■ **Written task**
Search the listing below for "Nama". Copy each matching line.

Stored data:
-*-*-

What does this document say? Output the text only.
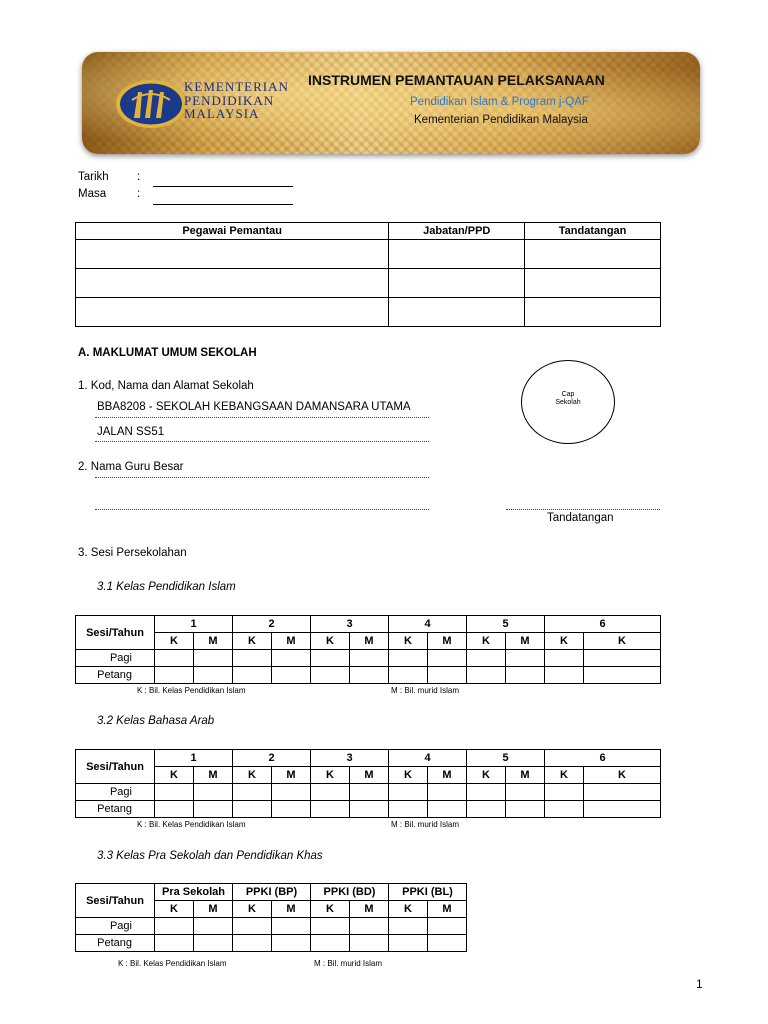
KEMENTERIAN
PENDIDIKAN
MALAYSIA
INSTRUMEN PEMANTAUAN PELAKSANAAN
Pendidikan Islam & Program j-QAF
Kementerian Pendidikan Malaysia
Tarikh :
Masa	:
Pegawai Pemantau	Jabatan/PPD	Tandatangan

A. MAKLUMAT UMUM SEKOLAH
1. Kod, Nama dan Alamat Sekolah
BBA8208 - SEKOLAH KEBANGSAAN DAMANSARA UTAMA
JALAN SS51
Cap
Sekolah
2. Nama Guru Besar
Tandatangan
3. Sesi Persekolahan
3.1 Kelas Pendidikan Islam
Sesi/Tahun	1		2		3		4		5		6	
	K	M	K	M	K	M	K	M	K	M	K	K
Pagi												
Petang												
K : Bil. Kelas Pendidikan Islam	M : Bil. murid Islam
3.2 Kelas Bahasa Arab
Sesi/Tahun	1		2		3		4		5		6	
	K	M	K	M	K	M	K	M	K	M	K	K
Pagi												
Petang												
K : Bil. Kelas Pendidikan Islam	M : Bil. murid Islam
3.3 Kelas Pra Sekolah dan Pendidikan Khas
Sesi/Tahun	Pra Sekolah		PPKI (BP)		PPKI (BD)		PPKI (BL)	
	K	M	K	M	K	M	K	M
Pagi								
Petang								
K : Bil. Kelas Pendidikan Islam	M : Bil. murid Islam
1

-*-*-

■ **Task output**
1. Kod, Nama dan Alamat Sekolah
2. Nama Guru Besar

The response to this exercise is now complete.